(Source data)
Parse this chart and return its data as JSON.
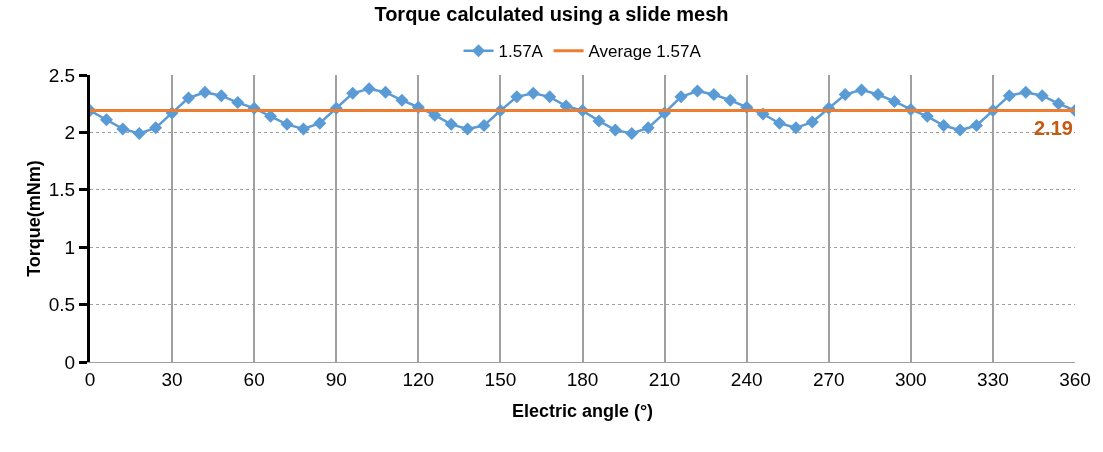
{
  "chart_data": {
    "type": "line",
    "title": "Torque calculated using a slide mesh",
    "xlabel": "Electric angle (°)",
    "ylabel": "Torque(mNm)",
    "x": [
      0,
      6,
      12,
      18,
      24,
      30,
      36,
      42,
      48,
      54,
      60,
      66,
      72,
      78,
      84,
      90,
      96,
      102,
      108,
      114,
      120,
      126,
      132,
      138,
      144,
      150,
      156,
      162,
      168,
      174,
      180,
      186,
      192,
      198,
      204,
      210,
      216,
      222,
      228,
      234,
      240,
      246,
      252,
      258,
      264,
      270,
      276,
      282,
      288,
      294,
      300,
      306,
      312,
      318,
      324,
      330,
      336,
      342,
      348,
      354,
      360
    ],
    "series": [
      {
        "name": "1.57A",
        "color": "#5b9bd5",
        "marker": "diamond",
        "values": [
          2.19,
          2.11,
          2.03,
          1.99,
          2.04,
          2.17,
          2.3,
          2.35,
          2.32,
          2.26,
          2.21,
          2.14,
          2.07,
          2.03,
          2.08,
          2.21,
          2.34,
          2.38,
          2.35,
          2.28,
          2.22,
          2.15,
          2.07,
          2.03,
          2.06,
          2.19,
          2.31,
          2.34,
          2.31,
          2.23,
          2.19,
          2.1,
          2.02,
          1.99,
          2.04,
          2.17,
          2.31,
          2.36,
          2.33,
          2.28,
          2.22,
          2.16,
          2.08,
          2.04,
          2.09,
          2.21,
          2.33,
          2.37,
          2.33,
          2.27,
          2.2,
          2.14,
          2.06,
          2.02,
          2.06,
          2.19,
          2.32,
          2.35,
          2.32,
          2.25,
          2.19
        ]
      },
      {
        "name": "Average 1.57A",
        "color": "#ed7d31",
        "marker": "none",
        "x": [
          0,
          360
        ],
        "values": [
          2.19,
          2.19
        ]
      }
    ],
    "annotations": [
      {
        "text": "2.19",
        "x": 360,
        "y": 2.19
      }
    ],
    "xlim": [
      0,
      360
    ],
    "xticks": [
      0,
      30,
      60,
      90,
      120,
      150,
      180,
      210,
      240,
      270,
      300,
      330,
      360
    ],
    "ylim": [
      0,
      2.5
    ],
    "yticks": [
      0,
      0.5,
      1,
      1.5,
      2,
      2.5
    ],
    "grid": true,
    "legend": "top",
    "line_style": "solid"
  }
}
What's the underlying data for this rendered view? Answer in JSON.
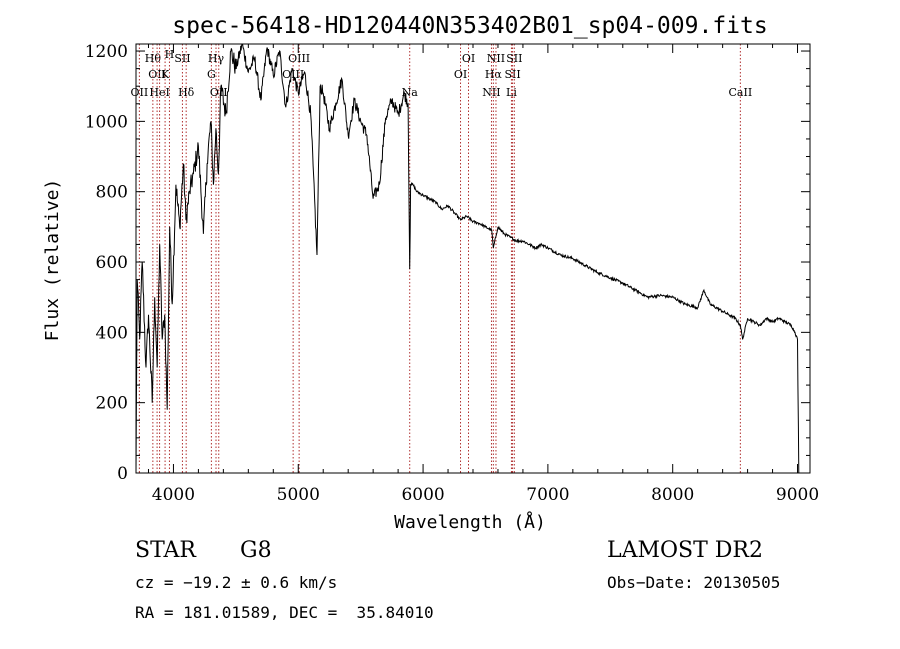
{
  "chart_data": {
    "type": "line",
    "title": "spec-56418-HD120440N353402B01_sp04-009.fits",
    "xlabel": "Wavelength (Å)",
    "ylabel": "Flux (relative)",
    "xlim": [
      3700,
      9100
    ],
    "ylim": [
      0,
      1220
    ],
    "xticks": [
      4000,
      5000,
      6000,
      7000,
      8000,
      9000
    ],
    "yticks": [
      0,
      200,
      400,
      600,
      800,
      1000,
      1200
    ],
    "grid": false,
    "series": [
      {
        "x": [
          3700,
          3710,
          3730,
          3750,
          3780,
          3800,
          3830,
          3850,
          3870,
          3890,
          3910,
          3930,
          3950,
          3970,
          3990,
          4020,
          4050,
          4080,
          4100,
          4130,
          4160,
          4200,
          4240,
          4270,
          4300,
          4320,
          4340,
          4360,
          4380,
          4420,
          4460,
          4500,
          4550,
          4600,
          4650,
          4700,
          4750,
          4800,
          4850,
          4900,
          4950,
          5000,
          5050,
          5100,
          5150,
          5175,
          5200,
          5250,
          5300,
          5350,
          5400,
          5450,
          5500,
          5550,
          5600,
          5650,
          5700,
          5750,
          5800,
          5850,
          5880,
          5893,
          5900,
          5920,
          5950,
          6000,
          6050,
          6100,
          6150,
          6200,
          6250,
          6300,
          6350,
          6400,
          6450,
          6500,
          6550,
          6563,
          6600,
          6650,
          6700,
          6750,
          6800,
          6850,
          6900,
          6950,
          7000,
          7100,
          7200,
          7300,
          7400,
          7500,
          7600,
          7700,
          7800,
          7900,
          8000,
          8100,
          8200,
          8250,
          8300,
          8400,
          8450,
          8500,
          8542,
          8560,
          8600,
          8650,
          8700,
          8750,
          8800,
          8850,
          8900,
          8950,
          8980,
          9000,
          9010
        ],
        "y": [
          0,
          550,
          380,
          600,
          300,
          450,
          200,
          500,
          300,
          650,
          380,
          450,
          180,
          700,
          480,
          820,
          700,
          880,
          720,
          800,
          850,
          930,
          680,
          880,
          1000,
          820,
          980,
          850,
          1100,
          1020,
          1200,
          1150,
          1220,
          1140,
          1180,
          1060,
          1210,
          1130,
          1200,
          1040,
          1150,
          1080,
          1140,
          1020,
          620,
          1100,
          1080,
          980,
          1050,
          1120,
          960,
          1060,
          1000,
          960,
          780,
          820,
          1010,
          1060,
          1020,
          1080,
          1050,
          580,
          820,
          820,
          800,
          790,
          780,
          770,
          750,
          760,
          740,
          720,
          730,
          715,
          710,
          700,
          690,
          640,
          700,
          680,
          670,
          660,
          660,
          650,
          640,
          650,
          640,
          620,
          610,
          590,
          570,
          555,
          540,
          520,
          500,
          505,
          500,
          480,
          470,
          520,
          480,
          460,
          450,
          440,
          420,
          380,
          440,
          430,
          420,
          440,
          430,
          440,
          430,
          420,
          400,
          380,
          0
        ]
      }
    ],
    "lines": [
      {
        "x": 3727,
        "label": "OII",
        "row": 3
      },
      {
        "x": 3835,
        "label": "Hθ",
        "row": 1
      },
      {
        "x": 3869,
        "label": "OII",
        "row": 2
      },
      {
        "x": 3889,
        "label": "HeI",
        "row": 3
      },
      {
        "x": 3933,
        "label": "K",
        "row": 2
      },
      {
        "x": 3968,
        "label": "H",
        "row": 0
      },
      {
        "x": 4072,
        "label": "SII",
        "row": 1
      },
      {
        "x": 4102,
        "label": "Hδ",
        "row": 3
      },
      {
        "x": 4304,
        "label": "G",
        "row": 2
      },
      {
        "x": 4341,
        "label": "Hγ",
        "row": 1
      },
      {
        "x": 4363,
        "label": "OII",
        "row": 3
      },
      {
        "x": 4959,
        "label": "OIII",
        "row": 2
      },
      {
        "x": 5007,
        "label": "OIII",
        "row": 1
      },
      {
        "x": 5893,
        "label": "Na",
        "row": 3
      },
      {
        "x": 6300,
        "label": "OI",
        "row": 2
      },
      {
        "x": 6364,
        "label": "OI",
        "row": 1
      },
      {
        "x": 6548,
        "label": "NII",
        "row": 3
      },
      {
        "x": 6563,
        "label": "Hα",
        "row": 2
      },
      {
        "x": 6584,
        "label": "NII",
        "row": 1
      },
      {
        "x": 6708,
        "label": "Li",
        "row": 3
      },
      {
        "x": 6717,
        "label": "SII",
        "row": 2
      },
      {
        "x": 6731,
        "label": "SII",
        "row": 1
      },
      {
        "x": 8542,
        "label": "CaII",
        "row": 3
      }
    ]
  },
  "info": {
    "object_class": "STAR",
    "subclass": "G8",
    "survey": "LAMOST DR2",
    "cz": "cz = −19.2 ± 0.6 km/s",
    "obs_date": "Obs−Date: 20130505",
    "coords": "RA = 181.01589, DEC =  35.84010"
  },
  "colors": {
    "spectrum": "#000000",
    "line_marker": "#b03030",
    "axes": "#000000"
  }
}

AIM OF THE EXERCISE - Leave every image out, and retype the material exactly.

FINAL RESULT -
Parse this chart and return its data as JSON.
{
  "chart_data": {
    "type": "line",
    "title": "Torque calculated using a slide mesh",
    "xlabel": "Electric angle (°)",
    "ylabel": "Torque(mNm)",
    "x": [
      0,
      6,
      12,
      18,
      24,
      30,
      36,
      42,
      48,
      54,
      60,
      66,
      72,
      78,
      84,
      90,
      96,
      102,
      108,
      114,
      120,
      126,
      132,
      138,
      144,
      150,
      156,
      162,
      168,
      174,
      180,
      186,
      192,
      198,
      204,
      210,
      216,
      222,
      228,
      234,
      240,
      246,
      252,
      258,
      264,
      270,
      276,
      282,
      288,
      294,
      300,
      306,
      312,
      318,
      324,
      330,
      336,
      342,
      348,
      354,
      360
    ],
    "series": [
      {
        "name": "1.57A",
        "color": "#5b9bd5",
        "marker": "diamond",
        "values": [
          2.19,
          2.11,
          2.03,
          1.99,
          2.04,
          2.17,
          2.3,
          2.35,
          2.32,
          2.26,
          2.21,
          2.14,
          2.07,
          2.03,
          2.08,
          2.21,
          2.34,
          2.38,
          2.35,
          2.28,
          2.22,
          2.15,
          2.07,
          2.03,
          2.06,
          2.19,
          2.31,
          2.34,
          2.31,
          2.23,
          2.19,
          2.1,
          2.02,
          1.99,
          2.04,
          2.17,
          2.31,
          2.36,
          2.33,
          2.28,
          2.22,
          2.16,
          2.08,
          2.04,
          2.09,
          2.21,
          2.33,
          2.37,
          2.33,
          2.27,
          2.2,
          2.14,
          2.06,
          2.02,
          2.06,
          2.19,
          2.32,
          2.35,
          2.32,
          2.25,
          2.19
        ]
      },
      {
        "name": "Average 1.57A",
        "color": "#ed7d31",
        "marker": "none",
        "x": [
          0,
          360
        ],
        "values": [
          2.19,
          2.19
        ]
      }
    ],
    "annotations": [
      {
        "text": "2.19",
        "x": 360,
        "y": 2.19
      }
    ],
    "xlim": [
      0,
      360
    ],
    "xticks": [
      0,
      30,
      60,
      90,
      120,
      150,
      180,
      210,
      240,
      270,
      300,
      330,
      360
    ],
    "ylim": [
      0,
      2.5
    ],
    "yticks": [
      0,
      0.5,
      1,
      1.5,
      2,
      2.5
    ],
    "grid": true,
    "legend": "top",
    "line_style": "solid"
  }
}
What's the underlying data for this rendered view? Answer in JSON.
{
  "chart_data": {
    "type": "line",
    "title": "spec-56418-HD120440N353402B01_sp04-009.fits",
    "xlabel": "Wavelength (Å)",
    "ylabel": "Flux (relative)",
    "xlim": [
      3700,
      9100
    ],
    "ylim": [
      0,
      1220
    ],
    "xticks": [
      4000,
      5000,
      6000,
      7000,
      8000,
      9000
    ],
    "yticks": [
      0,
      200,
      400,
      600,
      800,
      1000,
      1200
    ],
    "grid": false,
    "series": [
      {
        "x": [
          3700,
          3710,
          3730,
          3750,
          3780,
          3800,
          3830,
          3850,
          3870,
          3890,
          3910,
          3930,
          3950,
          3970,
          3990,
          4020,
          4050,
          4080,
          4100,
          4130,
          4160,
          4200,
          4240,
          4270,
          4300,
          4320,
          4340,
          4360,
          4380,
          4420,
          4460,
          4500,
          4550,
          4600,
          4650,
          4700,
          4750,
          4800,
          4850,
          4900,
          4950,
          5000,
          5050,
          5100,
          5150,
          5175,
          5200,
          5250,
          5300,
          5350,
          5400,
          5450,
          5500,
          5550,
          5600,
          5650,
          5700,
          5750,
          5800,
          5850,
          5880,
          5893,
          5900,
          5920,
          5950,
          6000,
          6050,
          6100,
          6150,
          6200,
          6250,
          6300,
          6350,
          6400,
          6450,
          6500,
          6550,
          6563,
          6600,
          6650,
          6700,
          6750,
          6800,
          6850,
          6900,
          6950,
          7000,
          7100,
          7200,
          7300,
          7400,
          7500,
          7600,
          7700,
          7800,
          7900,
          8000,
          8100,
          8200,
          8250,
          8300,
          8400,
          8450,
          8500,
          8542,
          8560,
          8600,
          8650,
          8700,
          8750,
          8800,
          8850,
          8900,
          8950,
          8980,
          9000,
          9010
        ],
        "y": [
          0,
          550,
          380,
          600,
          300,
          450,
          200,
          500,
          300,
          650,
          380,
          450,
          180,
          700,
          480,
          820,
          700,
          880,
          720,
          800,
          850,
          930,
          680,
          880,
          1000,
          820,
          980,
          850,
          1100,
          1020,
          1200,
          1150,
          1220,
          1140,
          1180,
          1060,
          1210,
          1130,
          1200,
          1040,
          1150,
          1080,
          1140,
          1020,
          620,
          1100,
          1080,
          980,
          1050,
          1120,
          960,
          1060,
          1000,
          960,
          780,
          820,
          1010,
          1060,
          1020,
          1080,
          1050,
          580,
          820,
          820,
          800,
          790,
          780,
          770,
          750,
          760,
          740,
          720,
          730,
          715,
          710,
          700,
          690,
          640,
          700,
          680,
          670,
          660,
          660,
          650,
          640,
          650,
          640,
          620,
          610,
          590,
          570,
          555,
          540,
          520,
          500,
          505,
          500,
          480,
          470,
          520,
          480,
          460,
          450,
          440,
          420,
          380,
          440,
          430,
          420,
          440,
          430,
          440,
          430,
          420,
          400,
          380,
          0
        ]
      }
    ],
    "lines": [
      {
        "x": 3727,
        "label": "OII",
        "row": 3
      },
      {
        "x": 3835,
        "label": "Hθ",
        "row": 1
      },
      {
        "x": 3869,
        "label": "OII",
        "row": 2
      },
      {
        "x": 3889,
        "label": "HeI",
        "row": 3
      },
      {
        "x": 3933,
        "label": "K",
        "row": 2
      },
      {
        "x": 3968,
        "label": "H",
        "row": 0
      },
      {
        "x": 4072,
        "label": "SII",
        "row": 1
      },
      {
        "x": 4102,
        "label": "Hδ",
        "row": 3
      },
      {
        "x": 4304,
        "label": "G",
        "row": 2
      },
      {
        "x": 4341,
        "label": "Hγ",
        "row": 1
      },
      {
        "x": 4363,
        "label": "OII",
        "row": 3
      },
      {
        "x": 4959,
        "label": "OIII",
        "row": 2
      },
      {
        "x": 5007,
        "label": "OIII",
        "row": 1
      },
      {
        "x": 5893,
        "label": "Na",
        "row": 3
      },
      {
        "x": 6300,
        "label": "OI",
        "row": 2
      },
      {
        "x": 6364,
        "label": "OI",
        "row": 1
      },
      {
        "x": 6548,
        "label": "NII",
        "row": 3
      },
      {
        "x": 6563,
        "label": "Hα",
        "row": 2
      },
      {
        "x": 6584,
        "label": "NII",
        "row": 1
      },
      {
        "x": 6708,
        "label": "Li",
        "row": 3
      },
      {
        "x": 6717,
        "label": "SII",
        "row": 2
      },
      {
        "x": 6731,
        "label": "SII",
        "row": 1
      },
      {
        "x": 8542,
        "label": "CaII",
        "row": 3
      }
    ]
  },
  "info": {
    "object_class": "STAR",
    "subclass": "G8",
    "survey": "LAMOST DR2",
    "cz": "cz = −19.2 ± 0.6 km/s",
    "obs_date": "Obs−Date: 20130505",
    "coords": "RA = 181.01589, DEC =  35.84010"
  },
  "colors": {
    "spectrum": "#000000",
    "line_marker": "#b03030",
    "axes": "#000000"
  }
}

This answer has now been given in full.